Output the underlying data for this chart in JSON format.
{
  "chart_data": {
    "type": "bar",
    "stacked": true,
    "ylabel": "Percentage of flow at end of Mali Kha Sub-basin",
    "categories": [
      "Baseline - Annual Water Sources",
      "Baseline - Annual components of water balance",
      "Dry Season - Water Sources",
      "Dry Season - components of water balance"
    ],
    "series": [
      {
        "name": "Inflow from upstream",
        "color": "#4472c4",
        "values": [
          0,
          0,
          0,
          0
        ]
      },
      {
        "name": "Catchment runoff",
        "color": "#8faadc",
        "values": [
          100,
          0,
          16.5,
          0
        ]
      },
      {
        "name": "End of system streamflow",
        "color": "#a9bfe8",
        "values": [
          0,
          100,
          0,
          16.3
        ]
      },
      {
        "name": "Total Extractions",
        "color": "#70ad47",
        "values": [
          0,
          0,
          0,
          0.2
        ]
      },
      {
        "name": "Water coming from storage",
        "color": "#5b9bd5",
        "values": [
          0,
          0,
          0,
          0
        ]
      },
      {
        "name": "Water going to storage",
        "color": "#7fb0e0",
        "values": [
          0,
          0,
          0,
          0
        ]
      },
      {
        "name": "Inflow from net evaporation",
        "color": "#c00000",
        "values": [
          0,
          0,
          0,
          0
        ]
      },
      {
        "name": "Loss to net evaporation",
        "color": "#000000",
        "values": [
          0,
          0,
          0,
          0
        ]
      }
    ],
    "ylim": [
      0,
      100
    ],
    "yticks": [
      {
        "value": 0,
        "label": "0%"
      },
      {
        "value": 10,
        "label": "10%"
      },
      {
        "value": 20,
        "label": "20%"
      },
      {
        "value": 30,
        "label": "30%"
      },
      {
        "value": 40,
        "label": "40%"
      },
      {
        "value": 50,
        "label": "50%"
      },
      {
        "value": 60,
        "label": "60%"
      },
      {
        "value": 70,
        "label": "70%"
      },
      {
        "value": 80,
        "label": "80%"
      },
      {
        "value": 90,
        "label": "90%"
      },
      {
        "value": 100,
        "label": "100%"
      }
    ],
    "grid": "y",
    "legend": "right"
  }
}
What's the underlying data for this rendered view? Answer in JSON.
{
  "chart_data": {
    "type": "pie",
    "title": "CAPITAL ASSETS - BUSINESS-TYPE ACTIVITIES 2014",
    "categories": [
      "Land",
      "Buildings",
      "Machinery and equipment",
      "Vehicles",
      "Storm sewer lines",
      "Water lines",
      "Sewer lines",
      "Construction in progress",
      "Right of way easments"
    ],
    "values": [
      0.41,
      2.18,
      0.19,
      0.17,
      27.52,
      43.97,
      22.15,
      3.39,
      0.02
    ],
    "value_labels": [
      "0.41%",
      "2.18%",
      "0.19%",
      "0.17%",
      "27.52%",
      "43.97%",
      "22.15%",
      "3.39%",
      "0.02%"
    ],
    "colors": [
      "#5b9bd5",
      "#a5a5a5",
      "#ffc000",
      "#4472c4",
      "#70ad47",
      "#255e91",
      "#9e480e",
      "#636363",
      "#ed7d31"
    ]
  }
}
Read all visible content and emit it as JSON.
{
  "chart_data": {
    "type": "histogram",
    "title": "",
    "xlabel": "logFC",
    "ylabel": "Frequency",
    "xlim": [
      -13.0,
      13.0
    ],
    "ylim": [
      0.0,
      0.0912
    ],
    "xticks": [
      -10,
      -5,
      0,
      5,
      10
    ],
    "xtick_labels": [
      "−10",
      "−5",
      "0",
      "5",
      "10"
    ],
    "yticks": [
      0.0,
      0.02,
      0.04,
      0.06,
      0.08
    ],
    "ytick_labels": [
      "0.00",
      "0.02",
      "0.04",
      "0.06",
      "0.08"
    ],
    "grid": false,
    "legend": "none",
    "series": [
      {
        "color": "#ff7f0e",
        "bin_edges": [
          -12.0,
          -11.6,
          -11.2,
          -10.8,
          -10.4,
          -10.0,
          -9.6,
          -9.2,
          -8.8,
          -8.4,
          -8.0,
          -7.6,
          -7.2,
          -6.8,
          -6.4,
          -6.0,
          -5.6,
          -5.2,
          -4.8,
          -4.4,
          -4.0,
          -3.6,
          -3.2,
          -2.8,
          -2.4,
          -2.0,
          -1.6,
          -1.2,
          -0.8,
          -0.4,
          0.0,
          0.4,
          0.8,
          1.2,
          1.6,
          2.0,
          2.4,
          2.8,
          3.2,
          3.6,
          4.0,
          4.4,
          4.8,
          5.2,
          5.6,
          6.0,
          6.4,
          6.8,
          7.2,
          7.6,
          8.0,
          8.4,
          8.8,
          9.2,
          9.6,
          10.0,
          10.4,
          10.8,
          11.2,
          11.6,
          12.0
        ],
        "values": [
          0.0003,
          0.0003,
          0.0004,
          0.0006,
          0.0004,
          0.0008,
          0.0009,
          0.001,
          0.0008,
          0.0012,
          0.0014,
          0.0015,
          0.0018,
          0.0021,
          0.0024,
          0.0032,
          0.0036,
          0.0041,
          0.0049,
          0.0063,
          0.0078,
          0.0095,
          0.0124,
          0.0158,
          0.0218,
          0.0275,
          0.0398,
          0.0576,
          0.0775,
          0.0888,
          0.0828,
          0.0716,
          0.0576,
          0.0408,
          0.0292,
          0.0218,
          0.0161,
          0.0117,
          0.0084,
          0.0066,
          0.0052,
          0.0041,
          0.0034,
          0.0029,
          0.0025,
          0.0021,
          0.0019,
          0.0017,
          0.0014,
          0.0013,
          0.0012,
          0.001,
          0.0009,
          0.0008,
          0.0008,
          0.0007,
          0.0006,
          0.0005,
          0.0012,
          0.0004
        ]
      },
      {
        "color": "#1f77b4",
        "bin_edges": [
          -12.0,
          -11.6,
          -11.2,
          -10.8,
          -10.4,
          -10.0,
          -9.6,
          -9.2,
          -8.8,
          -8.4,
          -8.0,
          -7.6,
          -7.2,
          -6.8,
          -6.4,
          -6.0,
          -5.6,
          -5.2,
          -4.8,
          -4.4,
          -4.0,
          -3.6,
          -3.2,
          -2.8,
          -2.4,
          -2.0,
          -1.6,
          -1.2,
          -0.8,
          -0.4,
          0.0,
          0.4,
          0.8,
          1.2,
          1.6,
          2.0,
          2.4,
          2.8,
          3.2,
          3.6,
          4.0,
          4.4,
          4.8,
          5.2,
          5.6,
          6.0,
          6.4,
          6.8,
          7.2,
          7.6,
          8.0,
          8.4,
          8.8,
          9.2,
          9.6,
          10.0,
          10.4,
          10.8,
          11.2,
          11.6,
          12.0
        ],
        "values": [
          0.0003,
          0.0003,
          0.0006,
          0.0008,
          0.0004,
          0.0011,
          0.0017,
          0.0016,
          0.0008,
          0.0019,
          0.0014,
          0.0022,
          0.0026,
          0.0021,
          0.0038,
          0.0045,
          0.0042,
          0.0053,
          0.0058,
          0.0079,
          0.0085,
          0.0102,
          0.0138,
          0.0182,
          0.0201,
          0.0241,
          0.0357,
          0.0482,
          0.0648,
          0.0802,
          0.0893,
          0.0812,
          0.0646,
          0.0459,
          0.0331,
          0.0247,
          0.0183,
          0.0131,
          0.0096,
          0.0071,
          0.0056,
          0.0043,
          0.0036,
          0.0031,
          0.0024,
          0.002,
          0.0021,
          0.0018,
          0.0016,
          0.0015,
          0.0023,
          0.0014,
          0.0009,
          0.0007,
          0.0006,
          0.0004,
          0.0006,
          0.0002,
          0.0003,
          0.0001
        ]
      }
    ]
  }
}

[Exercise description]
Give the material above again, word for word.

[Result]
Output the underlying data for this chart in JSON format.
{
  "chart_data": {
    "type": "bar",
    "stacked": true,
    "ylabel": "Percentage of flow at end of Mali Kha Sub-basin",
    "categories": [
      "Baseline - Annual Water Sources",
      "Baseline - Annual components of water balance",
      "Dry Season - Water Sources",
      "Dry Season - components of water balance"
    ],
    "series": [
      {
        "name": "Inflow from upstream",
        "color": "#4472c4",
        "values": [
          0,
          0,
          0,
          0
        ]
      },
      {
        "name": "Catchment runoff",
        "color": "#8faadc",
        "values": [
          100,
          0,
          16.5,
          0
        ]
      },
      {
        "name": "End of system streamflow",
        "color": "#a9bfe8",
        "values": [
          0,
          100,
          0,
          16.3
        ]
      },
      {
        "name": "Total Extractions",
        "color": "#70ad47",
        "values": [
          0,
          0,
          0,
          0.2
        ]
      },
      {
        "name": "Water coming from storage",
        "color": "#5b9bd5",
        "values": [
          0,
          0,
          0,
          0
        ]
      },
      {
        "name": "Water going to storage",
        "color": "#7fb0e0",
        "values": [
          0,
          0,
          0,
          0
        ]
      },
      {
        "name": "Inflow from net evaporation",
        "color": "#c00000",
        "values": [
          0,
          0,
          0,
          0
        ]
      },
      {
        "name": "Loss to net evaporation",
        "color": "#000000",
        "values": [
          0,
          0,
          0,
          0
        ]
      }
    ],
    "ylim": [
      0,
      100
    ],
    "yticks": [
      {
        "value": 0,
        "label": "0%"
      },
      {
        "value": 10,
        "label": "10%"
      },
      {
        "value": 20,
        "label": "20%"
      },
      {
        "value": 30,
        "label": "30%"
      },
      {
        "value": 40,
        "label": "40%"
      },
      {
        "value": 50,
        "label": "50%"
      },
      {
        "value": 60,
        "label": "60%"
      },
      {
        "value": 70,
        "label": "70%"
      },
      {
        "value": 80,
        "label": "80%"
      },
      {
        "value": 90,
        "label": "90%"
      },
      {
        "value": 100,
        "label": "100%"
      }
    ],
    "grid": "y",
    "legend": "right"
  }
}
What's the underlying data for this rendered view? Answer in JSON.
{
  "chart_data": {
    "type": "pie",
    "title": "CAPITAL ASSETS - BUSINESS-TYPE ACTIVITIES 2014",
    "categories": [
      "Land",
      "Buildings",
      "Machinery and equipment",
      "Vehicles",
      "Storm sewer lines",
      "Water lines",
      "Sewer lines",
      "Construction in progress",
      "Right of way easments"
    ],
    "values": [
      0.41,
      2.18,
      0.19,
      0.17,
      27.52,
      43.97,
      22.15,
      3.39,
      0.02
    ],
    "value_labels": [
      "0.41%",
      "2.18%",
      "0.19%",
      "0.17%",
      "27.52%",
      "43.97%",
      "22.15%",
      "3.39%",
      "0.02%"
    ],
    "colors": [
      "#5b9bd5",
      "#a5a5a5",
      "#ffc000",
      "#4472c4",
      "#70ad47",
      "#255e91",
      "#9e480e",
      "#636363",
      "#ed7d31"
    ]
  }
}
Read all visible content and emit it as JSON.
{
  "chart_data": {
    "type": "histogram",
    "title": "",
    "xlabel": "logFC",
    "ylabel": "Frequency",
    "xlim": [
      -13.0,
      13.0
    ],
    "ylim": [
      0.0,
      0.0912
    ],
    "xticks": [
      -10,
      -5,
      0,
      5,
      10
    ],
    "xtick_labels": [
      "−10",
      "−5",
      "0",
      "5",
      "10"
    ],
    "yticks": [
      0.0,
      0.02,
      0.04,
      0.06,
      0.08
    ],
    "ytick_labels": [
      "0.00",
      "0.02",
      "0.04",
      "0.06",
      "0.08"
    ],
    "grid": false,
    "legend": "none",
    "series": [
      {
        "color": "#ff7f0e",
        "bin_edges": [
          -12.0,
          -11.6,
          -11.2,
          -10.8,
          -10.4,
          -10.0,
          -9.6,
          -9.2,
          -8.8,
          -8.4,
          -8.0,
          -7.6,
          -7.2,
          -6.8,
          -6.4,
          -6.0,
          -5.6,
          -5.2,
          -4.8,
          -4.4,
          -4.0,
          -3.6,
          -3.2,
          -2.8,
          -2.4,
          -2.0,
          -1.6,
          -1.2,
          -0.8,
          -0.4,
          0.0,
          0.4,
          0.8,
          1.2,
          1.6,
          2.0,
          2.4,
          2.8,
          3.2,
          3.6,
          4.0,
          4.4,
          4.8,
          5.2,
          5.6,
          6.0,
          6.4,
          6.8,
          7.2,
          7.6,
          8.0,
          8.4,
          8.8,
          9.2,
          9.6,
          10.0,
          10.4,
          10.8,
          11.2,
          11.6,
          12.0
        ],
        "values": [
          0.0003,
          0.0003,
          0.0004,
          0.0006,
          0.0004,
          0.0008,
          0.0009,
          0.001,
          0.0008,
          0.0012,
          0.0014,
          0.0015,
          0.0018,
          0.0021,
          0.0024,
          0.0032,
          0.0036,
          0.0041,
          0.0049,
          0.0063,
          0.0078,
          0.0095,
          0.0124,
          0.0158,
          0.0218,
          0.0275,
          0.0398,
          0.0576,
          0.0775,
          0.0888,
          0.0828,
          0.0716,
          0.0576,
          0.0408,
          0.0292,
          0.0218,
          0.0161,
          0.0117,
          0.0084,
          0.0066,
          0.0052,
          0.0041,
          0.0034,
          0.0029,
          0.0025,
          0.0021,
          0.0019,
          0.0017,
          0.0014,
          0.0013,
          0.0012,
          0.001,
          0.0009,
          0.0008,
          0.0008,
          0.0007,
          0.0006,
          0.0005,
          0.0012,
          0.0004
        ]
      },
      {
        "color": "#1f77b4",
        "bin_edges": [
          -12.0,
          -11.6,
          -11.2,
          -10.8,
          -10.4,
          -10.0,
          -9.6,
          -9.2,
          -8.8,
          -8.4,
          -8.0,
          -7.6,
          -7.2,
          -6.8,
          -6.4,
          -6.0,
          -5.6,
          -5.2,
          -4.8,
          -4.4,
          -4.0,
          -3.6,
          -3.2,
          -2.8,
          -2.4,
          -2.0,
          -1.6,
          -1.2,
          -0.8,
          -0.4,
          0.0,
          0.4,
          0.8,
          1.2,
          1.6,
          2.0,
          2.4,
          2.8,
          3.2,
          3.6,
          4.0,
          4.4,
          4.8,
          5.2,
          5.6,
          6.0,
          6.4,
          6.8,
          7.2,
          7.6,
          8.0,
          8.4,
          8.8,
          9.2,
          9.6,
          10.0,
          10.4,
          10.8,
          11.2,
          11.6,
          12.0
        ],
        "values": [
          0.0003,
          0.0003,
          0.0006,
          0.0008,
          0.0004,
          0.0011,
          0.0017,
          0.0016,
          0.0008,
          0.0019,
          0.0014,
          0.0022,
          0.0026,
          0.0021,
          0.0038,
          0.0045,
          0.0042,
          0.0053,
          0.0058,
          0.0079,
          0.0085,
          0.0102,
          0.0138,
          0.0182,
          0.0201,
          0.0241,
          0.0357,
          0.0482,
          0.0648,
          0.0802,
          0.0893,
          0.0812,
          0.0646,
          0.0459,
          0.0331,
          0.0247,
          0.0183,
          0.0131,
          0.0096,
          0.0071,
          0.0056,
          0.0043,
          0.0036,
          0.0031,
          0.0024,
          0.002,
          0.0021,
          0.0018,
          0.0016,
          0.0015,
          0.0023,
          0.0014,
          0.0009,
          0.0007,
          0.0006,
          0.0004,
          0.0006,
          0.0002,
          0.0003,
          0.0001
        ]
      }
    ]
  }
}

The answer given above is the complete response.